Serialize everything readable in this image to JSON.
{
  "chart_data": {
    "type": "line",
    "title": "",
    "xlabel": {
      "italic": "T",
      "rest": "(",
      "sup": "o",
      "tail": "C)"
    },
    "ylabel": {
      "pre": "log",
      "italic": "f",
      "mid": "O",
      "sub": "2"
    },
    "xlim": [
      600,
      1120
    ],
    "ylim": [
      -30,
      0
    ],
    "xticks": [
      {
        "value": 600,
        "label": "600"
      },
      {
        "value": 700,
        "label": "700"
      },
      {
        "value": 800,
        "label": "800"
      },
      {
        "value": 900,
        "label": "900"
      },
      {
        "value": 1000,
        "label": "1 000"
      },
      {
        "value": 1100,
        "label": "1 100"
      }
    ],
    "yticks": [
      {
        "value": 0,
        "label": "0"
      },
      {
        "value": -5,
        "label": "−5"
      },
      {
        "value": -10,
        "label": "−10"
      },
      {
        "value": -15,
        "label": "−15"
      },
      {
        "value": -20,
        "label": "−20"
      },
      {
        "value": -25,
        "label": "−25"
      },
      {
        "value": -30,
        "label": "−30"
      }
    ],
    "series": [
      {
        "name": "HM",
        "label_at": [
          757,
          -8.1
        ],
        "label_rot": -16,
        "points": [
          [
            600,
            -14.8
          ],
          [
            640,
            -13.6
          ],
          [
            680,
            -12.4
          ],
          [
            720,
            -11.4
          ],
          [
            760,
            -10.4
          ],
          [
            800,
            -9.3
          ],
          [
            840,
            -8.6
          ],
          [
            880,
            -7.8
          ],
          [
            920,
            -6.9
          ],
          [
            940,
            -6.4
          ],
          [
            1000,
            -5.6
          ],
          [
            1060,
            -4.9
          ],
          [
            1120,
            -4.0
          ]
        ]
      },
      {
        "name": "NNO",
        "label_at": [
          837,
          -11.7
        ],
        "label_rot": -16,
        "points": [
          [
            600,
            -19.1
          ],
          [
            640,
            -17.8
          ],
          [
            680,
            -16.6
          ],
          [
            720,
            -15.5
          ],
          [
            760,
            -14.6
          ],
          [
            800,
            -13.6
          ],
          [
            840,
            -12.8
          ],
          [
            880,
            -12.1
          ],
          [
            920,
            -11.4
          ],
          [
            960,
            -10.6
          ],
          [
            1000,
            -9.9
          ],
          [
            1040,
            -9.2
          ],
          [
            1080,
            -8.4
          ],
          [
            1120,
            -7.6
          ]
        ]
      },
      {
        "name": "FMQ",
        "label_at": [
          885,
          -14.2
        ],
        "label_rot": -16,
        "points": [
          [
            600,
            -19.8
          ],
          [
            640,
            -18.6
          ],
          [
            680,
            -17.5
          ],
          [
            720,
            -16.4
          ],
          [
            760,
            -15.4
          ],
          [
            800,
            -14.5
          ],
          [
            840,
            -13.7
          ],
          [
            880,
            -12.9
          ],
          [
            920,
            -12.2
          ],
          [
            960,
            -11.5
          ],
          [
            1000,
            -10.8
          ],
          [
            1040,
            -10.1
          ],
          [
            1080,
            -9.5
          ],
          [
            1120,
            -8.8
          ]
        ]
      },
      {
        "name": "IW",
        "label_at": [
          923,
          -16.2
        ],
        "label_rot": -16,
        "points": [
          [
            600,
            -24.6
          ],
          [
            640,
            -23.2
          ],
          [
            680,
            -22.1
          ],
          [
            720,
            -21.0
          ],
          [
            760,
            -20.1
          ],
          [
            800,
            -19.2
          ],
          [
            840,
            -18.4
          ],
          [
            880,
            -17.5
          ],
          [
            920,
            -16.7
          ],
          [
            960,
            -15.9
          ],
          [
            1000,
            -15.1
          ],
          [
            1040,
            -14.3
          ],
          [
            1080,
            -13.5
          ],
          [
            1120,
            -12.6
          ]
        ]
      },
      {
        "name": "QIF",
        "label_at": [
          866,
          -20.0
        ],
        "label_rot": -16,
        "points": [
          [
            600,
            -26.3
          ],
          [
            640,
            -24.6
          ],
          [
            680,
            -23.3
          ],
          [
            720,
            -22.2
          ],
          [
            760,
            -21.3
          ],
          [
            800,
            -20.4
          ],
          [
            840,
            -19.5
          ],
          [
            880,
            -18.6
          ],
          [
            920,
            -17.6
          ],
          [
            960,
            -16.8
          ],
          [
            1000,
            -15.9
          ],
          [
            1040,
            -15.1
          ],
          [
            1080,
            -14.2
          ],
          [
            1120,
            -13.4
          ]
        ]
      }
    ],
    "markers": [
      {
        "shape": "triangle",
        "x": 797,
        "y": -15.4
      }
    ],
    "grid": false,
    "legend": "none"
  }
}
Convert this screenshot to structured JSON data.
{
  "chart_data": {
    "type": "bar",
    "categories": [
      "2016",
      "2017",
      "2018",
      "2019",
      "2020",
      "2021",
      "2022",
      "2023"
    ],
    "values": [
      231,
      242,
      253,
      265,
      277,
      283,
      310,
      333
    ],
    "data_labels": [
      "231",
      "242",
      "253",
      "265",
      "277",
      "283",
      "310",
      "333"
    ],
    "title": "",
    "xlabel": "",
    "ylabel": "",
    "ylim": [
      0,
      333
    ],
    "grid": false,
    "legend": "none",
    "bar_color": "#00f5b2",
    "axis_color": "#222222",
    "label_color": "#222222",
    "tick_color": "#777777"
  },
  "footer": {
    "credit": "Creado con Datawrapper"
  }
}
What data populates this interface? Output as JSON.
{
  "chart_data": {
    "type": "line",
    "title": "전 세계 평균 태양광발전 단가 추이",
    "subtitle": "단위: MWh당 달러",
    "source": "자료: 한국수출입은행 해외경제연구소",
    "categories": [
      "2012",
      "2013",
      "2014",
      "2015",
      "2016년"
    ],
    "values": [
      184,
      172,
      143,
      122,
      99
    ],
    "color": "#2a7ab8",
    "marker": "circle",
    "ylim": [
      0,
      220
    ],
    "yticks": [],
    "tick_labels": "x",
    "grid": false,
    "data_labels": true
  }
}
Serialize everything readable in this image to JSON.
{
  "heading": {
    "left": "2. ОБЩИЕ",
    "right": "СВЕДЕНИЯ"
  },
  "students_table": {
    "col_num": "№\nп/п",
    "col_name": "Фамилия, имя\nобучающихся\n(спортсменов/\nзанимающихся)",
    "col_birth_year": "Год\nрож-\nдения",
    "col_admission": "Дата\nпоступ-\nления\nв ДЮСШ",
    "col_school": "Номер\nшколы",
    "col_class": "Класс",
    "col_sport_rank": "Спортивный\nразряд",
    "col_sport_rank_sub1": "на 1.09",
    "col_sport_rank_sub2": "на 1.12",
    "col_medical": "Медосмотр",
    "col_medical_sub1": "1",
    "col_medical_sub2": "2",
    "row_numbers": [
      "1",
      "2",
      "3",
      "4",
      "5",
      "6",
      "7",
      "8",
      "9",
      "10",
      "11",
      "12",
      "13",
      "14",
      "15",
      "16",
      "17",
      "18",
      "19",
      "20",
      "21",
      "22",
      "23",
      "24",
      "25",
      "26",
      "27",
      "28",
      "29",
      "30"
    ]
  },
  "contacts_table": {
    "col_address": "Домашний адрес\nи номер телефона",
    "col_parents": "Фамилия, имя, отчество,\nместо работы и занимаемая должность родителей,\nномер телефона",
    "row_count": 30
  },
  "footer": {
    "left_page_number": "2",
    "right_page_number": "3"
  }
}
■ ■ ■
**Goal:** Give back the whole listing exactly as it reads.

**Solution for this task:**
Serialize everything readable in this image to JSON.
{
  "chart_data": {
    "type": "line",
    "title": "",
    "xlabel": {
      "italic": "T",
      "rest": "(",
      "sup": "o",
      "tail": "C)"
    },
    "ylabel": {
      "pre": "log",
      "italic": "f",
      "mid": "O",
      "sub": "2"
    },
    "xlim": [
      600,
      1120
    ],
    "ylim": [
      -30,
      0
    ],
    "xticks": [
      {
        "value": 600,
        "label": "600"
      },
      {
        "value": 700,
        "label": "700"
      },
      {
        "value": 800,
        "label": "800"
      },
      {
        "value": 900,
        "label": "900"
      },
      {
        "value": 1000,
        "label": "1 000"
      },
      {
        "value": 1100,
        "label": "1 100"
      }
    ],
    "yticks": [
      {
        "value": 0,
        "label": "0"
      },
      {
        "value": -5,
        "label": "−5"
      },
      {
        "value": -10,
        "label": "−10"
      },
      {
        "value": -15,
        "label": "−15"
      },
      {
        "value": -20,
        "label": "−20"
      },
      {
        "value": -25,
        "label": "−25"
      },
      {
        "value": -30,
        "label": "−30"
      }
    ],
    "series": [
      {
        "name": "HM",
        "label_at": [
          757,
          -8.1
        ],
        "label_rot": -16,
        "points": [
          [
            600,
            -14.8
          ],
          [
            640,
            -13.6
          ],
          [
            680,
            -12.4
          ],
          [
            720,
            -11.4
          ],
          [
            760,
            -10.4
          ],
          [
            800,
            -9.3
          ],
          [
            840,
            -8.6
          ],
          [
            880,
            -7.8
          ],
          [
            920,
            -6.9
          ],
          [
            940,
            -6.4
          ],
          [
            1000,
            -5.6
          ],
          [
            1060,
            -4.9
          ],
          [
            1120,
            -4.0
          ]
        ]
      },
      {
        "name": "NNO",
        "label_at": [
          837,
          -11.7
        ],
        "label_rot": -16,
        "points": [
          [
            600,
            -19.1
          ],
          [
            640,
            -17.8
          ],
          [
            680,
            -16.6
          ],
          [
            720,
            -15.5
          ],
          [
            760,
            -14.6
          ],
          [
            800,
            -13.6
          ],
          [
            840,
            -12.8
          ],
          [
            880,
            -12.1
          ],
          [
            920,
            -11.4
          ],
          [
            960,
            -10.6
          ],
          [
            1000,
            -9.9
          ],
          [
            1040,
            -9.2
          ],
          [
            1080,
            -8.4
          ],
          [
            1120,
            -7.6
          ]
        ]
      },
      {
        "name": "FMQ",
        "label_at": [
          885,
          -14.2
        ],
        "label_rot": -16,
        "points": [
          [
            600,
            -19.8
          ],
          [
            640,
            -18.6
          ],
          [
            680,
            -17.5
          ],
          [
            720,
            -16.4
          ],
          [
            760,
            -15.4
          ],
          [
            800,
            -14.5
          ],
          [
            840,
            -13.7
          ],
          [
            880,
            -12.9
          ],
          [
            920,
            -12.2
          ],
          [
            960,
            -11.5
          ],
          [
            1000,
            -10.8
          ],
          [
            1040,
            -10.1
          ],
          [
            1080,
            -9.5
          ],
          [
            1120,
            -8.8
          ]
        ]
      },
      {
        "name": "IW",
        "label_at": [
          923,
          -16.2
        ],
        "label_rot": -16,
        "points": [
          [
            600,
            -24.6
          ],
          [
            640,
            -23.2
          ],
          [
            680,
            -22.1
          ],
          [
            720,
            -21.0
          ],
          [
            760,
            -20.1
          ],
          [
            800,
            -19.2
          ],
          [
            840,
            -18.4
          ],
          [
            880,
            -17.5
          ],
          [
            920,
            -16.7
          ],
          [
            960,
            -15.9
          ],
          [
            1000,
            -15.1
          ],
          [
            1040,
            -14.3
          ],
          [
            1080,
            -13.5
          ],
          [
            1120,
            -12.6
          ]
        ]
      },
      {
        "name": "QIF",
        "label_at": [
          866,
          -20.0
        ],
        "label_rot": -16,
        "points": [
          [
            600,
            -26.3
          ],
          [
            640,
            -24.6
          ],
          [
            680,
            -23.3
          ],
          [
            720,
            -22.2
          ],
          [
            760,
            -21.3
          ],
          [
            800,
            -20.4
          ],
          [
            840,
            -19.5
          ],
          [
            880,
            -18.6
          ],
          [
            920,
            -17.6
          ],
          [
            960,
            -16.8
          ],
          [
            1000,
            -15.9
          ],
          [
            1040,
            -15.1
          ],
          [
            1080,
            -14.2
          ],
          [
            1120,
            -13.4
          ]
        ]
      }
    ],
    "markers": [
      {
        "shape": "triangle",
        "x": 797,
        "y": -15.4
      }
    ],
    "grid": false,
    "legend": "none"
  }
}
Convert this screenshot to structured JSON data.
{
  "chart_data": {
    "type": "bar",
    "categories": [
      "2016",
      "2017",
      "2018",
      "2019",
      "2020",
      "2021",
      "2022",
      "2023"
    ],
    "values": [
      231,
      242,
      253,
      265,
      277,
      283,
      310,
      333
    ],
    "data_labels": [
      "231",
      "242",
      "253",
      "265",
      "277",
      "283",
      "310",
      "333"
    ],
    "title": "",
    "xlabel": "",
    "ylabel": "",
    "ylim": [
      0,
      333
    ],
    "grid": false,
    "legend": "none",
    "bar_color": "#00f5b2",
    "axis_color": "#222222",
    "label_color": "#222222",
    "tick_color": "#777777"
  },
  "footer": {
    "credit": "Creado con Datawrapper"
  }
}
What data populates this interface? Output as JSON.
{
  "chart_data": {
    "type": "line",
    "title": "전 세계 평균 태양광발전 단가 추이",
    "subtitle": "단위: MWh당 달러",
    "source": "자료: 한국수출입은행 해외경제연구소",
    "categories": [
      "2012",
      "2013",
      "2014",
      "2015",
      "2016년"
    ],
    "values": [
      184,
      172,
      143,
      122,
      99
    ],
    "color": "#2a7ab8",
    "marker": "circle",
    "ylim": [
      0,
      220
    ],
    "yticks": [],
    "tick_labels": "x",
    "grid": false,
    "data_labels": true
  }
}
Serialize everything readable in this image to JSON.
{
  "heading": {
    "left": "2. ОБЩИЕ",
    "right": "СВЕДЕНИЯ"
  },
  "students_table": {
    "col_num": "№\nп/п",
    "col_name": "Фамилия, имя\nобучающихся\n(спортсменов/\nзанимающихся)",
    "col_birth_year": "Год\nрож-\nдения",
    "col_admission": "Дата\nпоступ-\nления\nв ДЮСШ",
    "col_school": "Номер\nшколы",
    "col_class": "Класс",
    "col_sport_rank": "Спортивный\nразряд",
    "col_sport_rank_sub1": "на 1.09",
    "col_sport_rank_sub2": "на 1.12",
    "col_medical": "Медосмотр",
    "col_medical_sub1": "1",
    "col_medical_sub2": "2",
    "row_numbers": [
      "1",
      "2",
      "3",
      "4",
      "5",
      "6",
      "7",
      "8",
      "9",
      "10",
      "11",
      "12",
      "13",
      "14",
      "15",
      "16",
      "17",
      "18",
      "19",
      "20",
      "21",
      "22",
      "23",
      "24",
      "25",
      "26",
      "27",
      "28",
      "29",
      "30"
    ]
  },
  "contacts_table": {
    "col_address": "Домашний адрес\nи номер телефона",
    "col_parents": "Фамилия, имя, отчество,\nместо работы и занимаемая должность родителей,\nномер телефона",
    "row_count": 30
  },
  "footer": {
    "left_page_number": "2",
    "right_page_number": "3"
  }
}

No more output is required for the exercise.